= Direction =
Which lines hold the word "level"? Copy each of them from the material.
## START Given data
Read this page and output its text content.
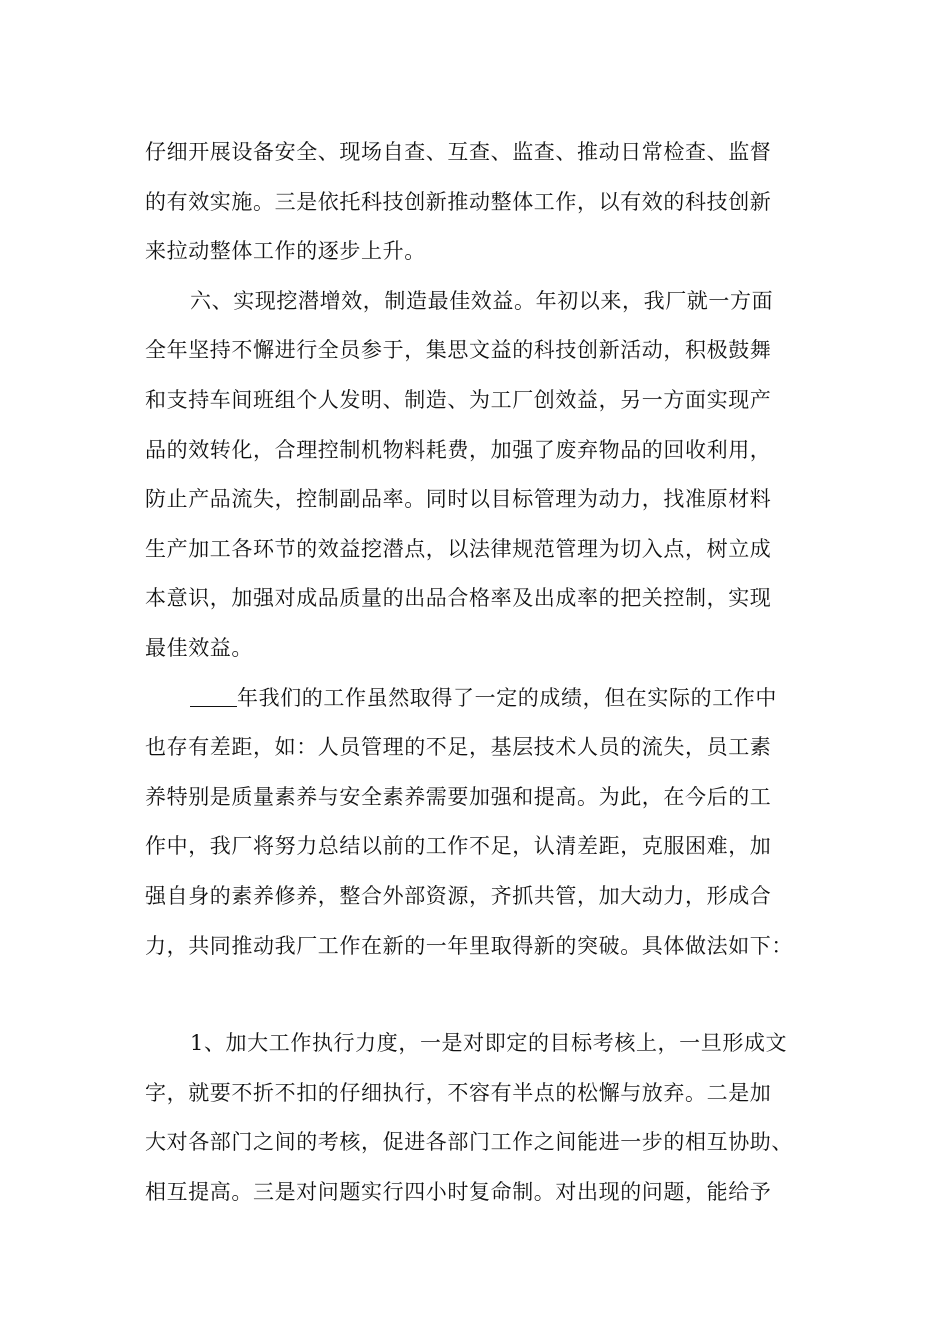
仔细开展设备安全、现场自查、互查、监查、推动日常检查、监督
的有效实施。三是依托科技创新推动整体工作，以有效的科技创新
来拉动整体工作的逐步上升。
六、实现挖潜增效，制造最佳效益。年初以来，我厂就一方面
全年坚持不懈进行全员参于，集思文益的科技创新活动，积极鼓舞
和支持车间班组个人发明、制造、为工厂创效益，另一方面实现产
品的效转化，合理控制机物料耗费，加强了废弃物品的回收利用，
防止产品流失，控制副品率。同时以目标管理为动力，找准原材料
生产加工各环节的效益挖潜点，以法律规范管理为切入点，树立成
本意识，加强对成品质量的出品合格率及出成率的把关控制，实现
最佳效益。
年我们的工作虽然取得了一定的成绩，但在实际的工作中
也存有差距，如：人员管理的不足，基层技术人员的流失，员工素
养特别是质量素养与安全素养需要加强和提高。为此，在今后的工
作中，我厂将努力总结以前的工作不足，认清差距，克服困难，加
强自身的素养修养，整合外部资源，齐抓共管，加大动力，形成合
力，共同推动我厂工作在新的一年里取得新的突破。具体做法如下：
1、加大工作执行力度，一是对即定的目标考核上，一旦形成文
字，就要不折不扣的仔细执行，不容有半点的松懈与放弃。二是加
大对各部门之间的考核，促进各部门工作之间能进一步的相互协助、
相互提高。三是对问题实行四小时复命制。对出现的问题，能给予
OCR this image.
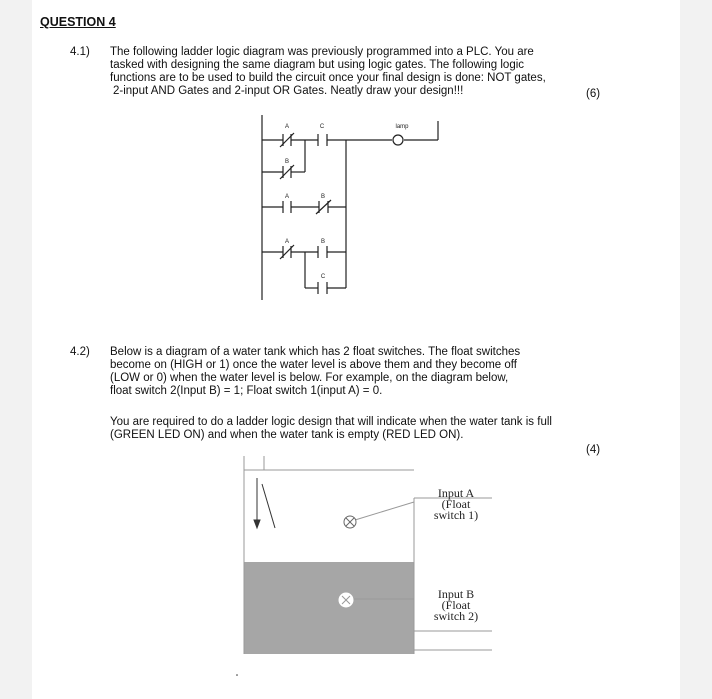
QUESTION 4
4.1) The following ladder logic diagram was previously programmed into a PLC. You are
tasked with designing the same diagram but using logic gates. The following logic
functions are to be used to build the circuit once your final design is done: NOT gates,
2-input AND Gates and 2-input OR Gates. Neatly draw your design!!!	(6)
A	C	lamp
B
A	B
A	B
C
4.2) Below is a diagram of a water tank which has 2 float switches. The float switches
become on (HIGH or 1) once the water level is above them and they become off
(LOW or 0) when the water level is below. For example, on the diagram below,
float switch 2(Input B) = 1; Float switch 1(input A) = 0.
You are required to do a ladder logic design that will indicate when the water tank is full
(GREEN LED ON) and when the water tank is empty (RED LED ON).
(4)
Input A
(Float
switch 1)
Input B
(Float
switch 2)
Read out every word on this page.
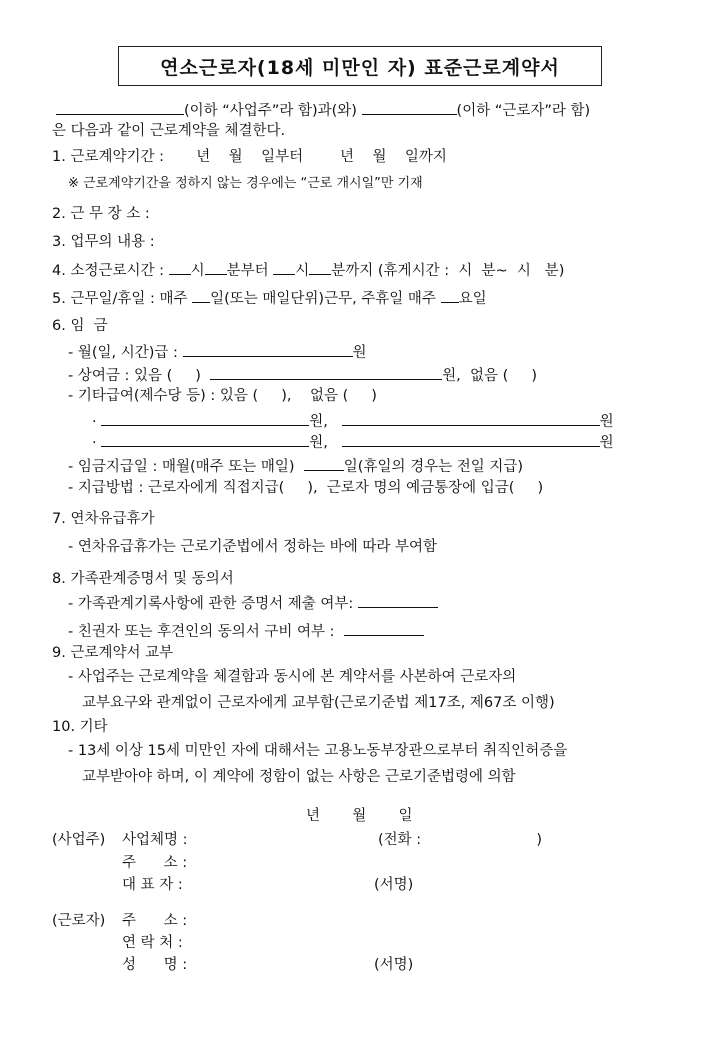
연소근로자(18세 미만인 자) 표준근로계약서
(이하 “사업주”라 함)과(와)	(이하 “근로자”라 함)
은 다음과 같이 근로계약을 체결한다.
1. 근로계약기간 :       년    월    일부터        년    월    일까지
※ 근로계약기간을 정하지 않는 경우에는 “근로 개시일”만 기재
2. 근 무 장 소 :
3. 업무의 내용 :
4. 소정근로시간 : 시 분부터 시 분까지 (휴게시간 :  시  분~  시   분)
5. 근무일/휴일 : 매주 일(또는 매일단위)근무, 주휴일 매주 요일
6. 임  금
- 월(일, 시간)급 :	원
- 상여금 : 있음 (     )	원,  없음 (     )
- 기타급여(제수당 등) : 있음 (     ),    없음 (     )
·	원,	원
·	원,	원
- 임금지급일 : 매월(매주 또는 매일)	일(휴일의 경우는 전일 지급)
- 지급방법 : 근로자에게 직접지급(     ),  근로자 명의 예금통장에 입금(     )
7. 연차유급휴가
- 연차유급휴가는 근로기준법에서 정하는 바에 따라 부여함
8. 가족관계증명서 및 동의서
- 가족관계기록사항에 관한 증명서 제출 여부:
- 친권자 또는 후견인의 동의서 구비 여부 :
9. 근로계약서 교부
- 사업주는 근로계약을 체결함과 동시에 본 계약서를 사본하여 근로자의
교부요구와 관계없이 근로자에게 교부함(근로기준법 제17조, 제67조 이행)
10. 기타
- 13세 이상 15세 미만인 자에 대해서는 고용노동부장관으로부터 취직인허증을
교부받아야 하며, 이 계약에 정함이 없는 사항은 근로기준법령에 의함
년       월       일
(사업주) 사업체명 :	(전화 :                         )
주      소 :
대 표 자 :	(서명)
(근로자) 주      소 :
연 락 처 :
성      명 :	(서명)
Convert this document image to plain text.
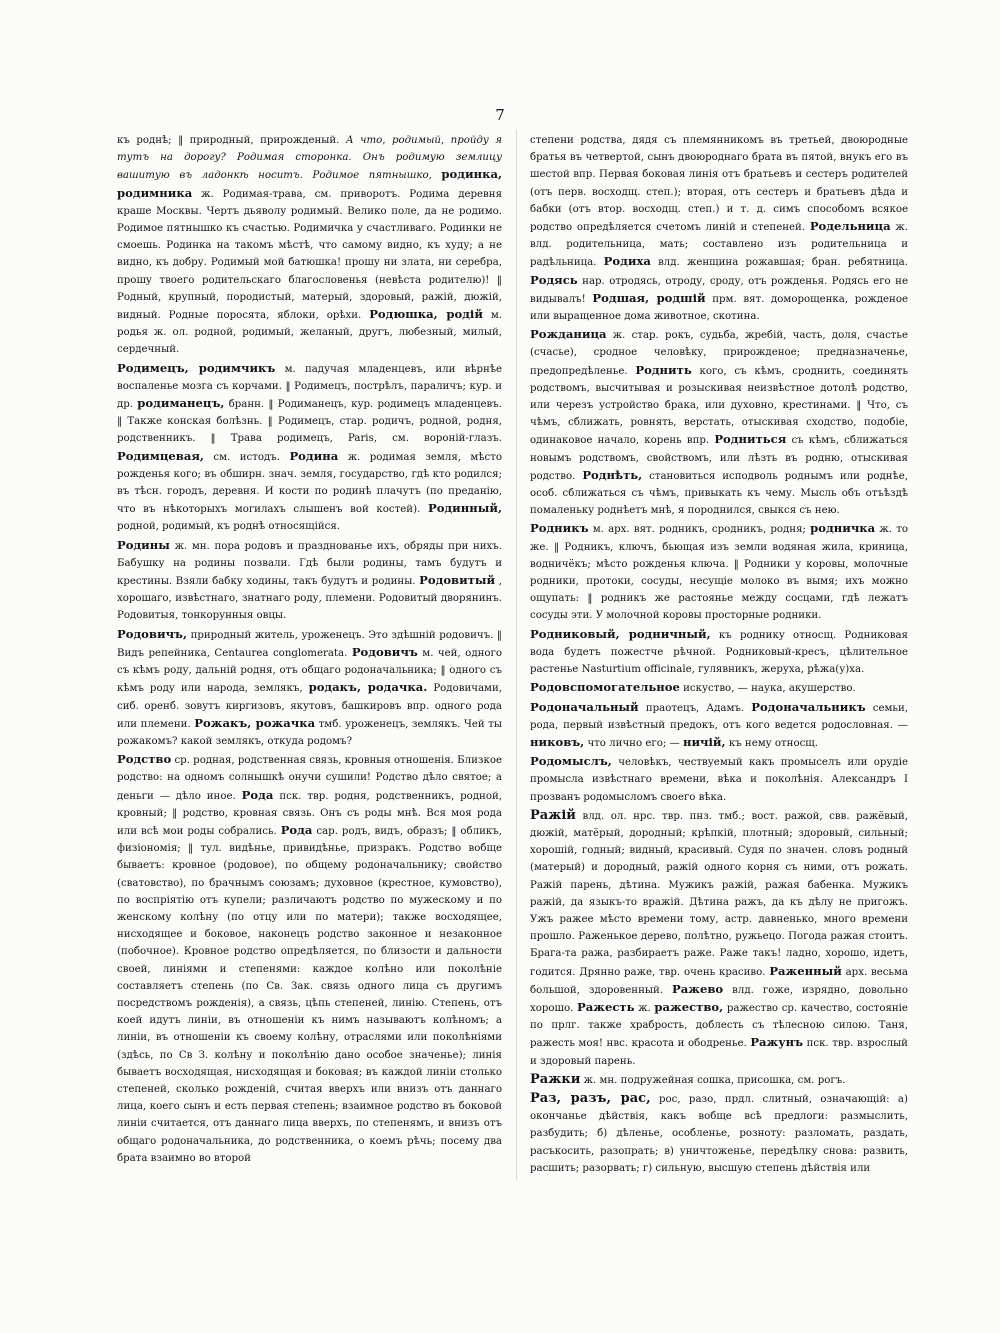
7

къ роднѣ; ‖ природный, прирожденый. А что, родимый, пройду я тутъ на дорогу? Родимая сторонка. Онъ родимую землицу вашитую въ ладонкѣ носитъ. Родимое пятнышко, родинка, родимника ж. Родимая-трава, см. приворотъ. Родима деревня краше Москвы. Чертъ дьяволу родимый. Велико поле, да не родимо. Родимое пятнышко къ счастью. Родимичка у счастливаго. Родинки не смоешь. Родинка на такомъ мѣстѣ, что самому видно, къ худу; а не видно, къ добру. Родимый мой батюшка! прошу ни злата, ни серебра, прошу твоего родительскаго благословенья (невѣста родителю)! ‖ Родный, крупный, породистый, матерый, здоровый, ражій, дюжій, видный. Родные поросята, яблоки, орѣхи. Родюшка, родій м. родья ж. ол. родной, родимый, желаный, другъ, любезный, милый, сердечный.

Родимецъ, родимчикъ м. падучая младенцевъ, или вѣрнѣе воспаленье мозга съ корчами. ‖ Родимецъ, пострѣлъ, параличъ; кур. и др. родиманецъ, бранн. ‖ Родиманецъ, кур. родимецъ младенцевъ. ‖ Также конская болѣзнь. ‖ Родимецъ, стар. родичъ, родной, родня, родственникъ. ‖ Трава родимецъ, Paris, см. вороній-глазъ. Родимцевая, см. истодъ. Родина ж. родимая земля, мѣсто рожденья кого; въ обширн. знач. земля, государство, гдѣ кто родился; въ тѣсн. городъ, деревня. И кости по родинѣ плачутъ (по преданію, что въ нѣкоторыхъ могилахъ слышенъ вой костей). Родинный, родной, родимый, къ роднѣ относящійся.

Родины ж. мн. пора родовъ и празднованье ихъ, обряды при нихъ. Бабушку на родины позвали. Гдѣ были родины, тамъ будутъ и крестины. Взяли бабку ходины, такъ будутъ и родины. Родовитый , хорошаго, извѣстнаго, знатнаго роду, племени. Родовитый дворянинъ. Родовитыя, тонкорунныя овцы.

Родовичъ, природный житель, уроженецъ. Это здѣшній родовичъ. ‖ Видъ репейника, Centaurea conglomerata. Родовичъ м. чей, одного съ кѣмъ роду, дальній родня, отъ общаго родоначальника; ‖ одного съ кѣмъ роду или народа, землякъ, родакъ, родачка. Родовичами, сиб. оренб. зовутъ киргизовъ, якутовъ, башкировъ впр. одного рода или племени. Рожакъ, рожачка тмб. уроженецъ, землякъ. Чей ты рожакомъ? какой землякъ, откуда родомъ?

Родство ср. родная, родственная связь, кровныя отношенія. Близкое родство: на одномъ солнышкѣ онучи сушили! Родство дѣло святое; а деньги — дѣло иное. Рода пск. твр. родня, родственникъ, родной, кровный; ‖ родство, кровная связь. Онъ съ роды мнѣ. Вся моя рода или всѣ мои роды собрались. Рода сар. родъ, видъ, образъ; ‖ обликъ, физіономія; ‖ тул. видѣнье, привидѣнье, призракъ. Родство вобще бываетъ: кровное (родовое), по общему родоначальнику; свойство (сватовство), по брачнымъ союзамъ; духовное (крестное, кумовство), по воспріятію отъ купели; различаютъ родство по мужескому и по женскому колѣну (по отцу или по матери); также восходящее, нисходящее и боковое, наконецъ родство законное и незаконное (побочное). Кровное родство опредѣляется, по близости и дальности своей, линіями и степенями: каждое колѣно или поколѣніе составляетъ степень (по Св. Зак. связь одного лица съ другимъ посредствомъ рожденія), а связь, цѣпь степеней, линію. Степень, отъ коей идутъ линіи, въ отношеніи къ нимъ называютъ колѣномъ; а линіи, въ отношеніи къ своему колѣну, отраслями или поколѣніями (здѣсь, по Св З. колѣну и поколѣнію дано особое значенье); линія бываетъ восходящая, нисходящая и боковая; въ каждой линіи столько степеней, сколько рожденій, считая вверхъ или внизъ отъ даннаго лица, коего сынъ и есть первая степень; взаимное родство въ боковой линіи считается, отъ даннаго лица вверхъ, по степенямъ, и внизъ отъ общаго родоначальника, до родственника, о коемъ рѣчь; посему два брата взаимно во второй

степени родства, дядя съ племянникомъ въ третьей, двоюродные братья въ четвертой, сынъ двоюроднаго брата въ пятой, внукъ его въ шестой впр. Первая боковая линія отъ братьевъ и сестеръ родителей (отъ перв. восходщ. степ.); вторая, отъ сестеръ и братьевъ дѣда и бабки (отъ втор. восходщ. степ.) и т. д. симъ способомъ всякое родство опредѣляется счетомъ линій и степеней. Родельница ж. влд. родительница, мать; составлено изъ родительница и радѣльница. Родиха влд. женщина рожавшая; бран. ребятница. Родясь нар. отродясь, отроду, сроду, отъ рожденья. Родясь его не видывалъ! Родшая, родшій прм. вят. доморощенка, рожденое или выращенное дома животное, скотина.

Рожданица ж. стар. рокъ, судьба, жребій, часть, доля, счастье (счасье), сродное человѣку, прирожденое; предназначенье, предопредѣленье. Роднить кого, съ кѣмъ, сроднить, соединять родствомъ, высчитывая и розыскивая неизвѣстное дотолѣ родство, или черезъ устройство брака, или духовно, крестинами. ‖ Что, съ чѣмъ, сближать, ровнять, верстать, отыскивая сходство, подобіе, одинаковое начало, корень впр. Родниться съ кѣмъ, сближаться новымъ родствомъ, свойствомъ, или лѣзть въ родню, отыскивая родство. Роднѣть, становиться исподволь роднымъ или роднѣе, особ. сближаться съ чѣмъ, привыкать къ чему. Мысль объ отъѣздѣ помаленьку роднѣетъ мнѣ, я породнился, свыкся съ нею.

Родникъ м. арх. вят. родникъ, сродникъ, родня; родничка ж. то же. ‖ Родникъ, ключъ, бьющая изъ земли водяная жила, криница, водничёкъ; мѣсто рожденья ключа. ‖ Родники у коровы, молочные родники, протоки, сосуды, несущіе молоко въ вымя; ихъ можно ощупать: ‖ родникъ же растоянье между сосцами, гдѣ лежатъ сосуды эти. У молочной коровы просторные родники.

Родниковый, родничный, къ роднику относщ. Родниковая вода будетъ пожестче рѣчной. Родниковый-кресъ, цѣлительное растенье Nasturtium officinale, гулявникъ, жеруха, рѣжа(у)ха.

Родовспомогательное искуство, — наука, акушерство.

Родоначальный праотецъ, Адамъ. Родоначальникъ семьи, рода, первый извѣстный предокъ, отъ кого ведется родословная. — никовъ, что лично его; — ничій, къ нему относщ.

Родомыслъ, человѣкъ, чествуемый какъ промыселъ или орудіе промысла извѣстнаго времени, вѣка и поколѣнія. Александръ I прозванъ родомысломъ своего вѣка.

Ражій влд. ол. нрс. твр. пнз. тмб.; вост. ражой, свв. ражёвый, дюжій, матёрый, дородный; крѣпкій, плотный; здоровый, сильный; хорошій, годный; видный, красивый. Судя по значен. словъ родный (матерый) и дородный, ражій одного корня съ ними, отъ рожать. Ражій парень, дѣтина. Мужикъ ражій, ражая бабенка. Мужикъ ражій, да языкъ-то вражій. Дѣтина ражъ, да къ дѣлу не пригожъ. Ужъ ражее мѣсто времени тому, астр. давненько, много времени прошло. Раженькое дерево, полѣтно, ружьецо. Погода ражая стоитъ. Брага-та ража, разбираетъ раже. Раже такъ! ладно, хорошо, идетъ, годится. Дрянно раже, твр. очень красиво. Раженный арх. весьма большой, здоровенный. Ражево влд. гоже, изрядно, довольно хорошо. Ражесть ж. ражество, ражество ср. качество, состояніе по прлг. также храбрость, доблесть съ тѣлесною силою. Таня, ражесть моя! нвс. красота и ободренье. Ражунъ пск. твр. взрослый и здоровый парень.

Ражки ж. мн. подружейная сошка, присошка, см. рогъ.

Раз, разъ, рас, рос, разо, прдл. слитный, означающій: а) окончанье дѣйствія, какъ вобще всѣ предлоги: размыслить, разбудить; б) дѣленье, особленье, розноту: разломать, раздать, расъкосить, разопрать; в) уничтоженье, передѣлку снова: развить, расшить; разорвать; г) сильную, высшую степень дѣйствія или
## END Given data
= Solution =
become on (HIGH or 1) once the water level is above them and they become off
(LOW or 0) when the water level is below. For example, on the diagram below,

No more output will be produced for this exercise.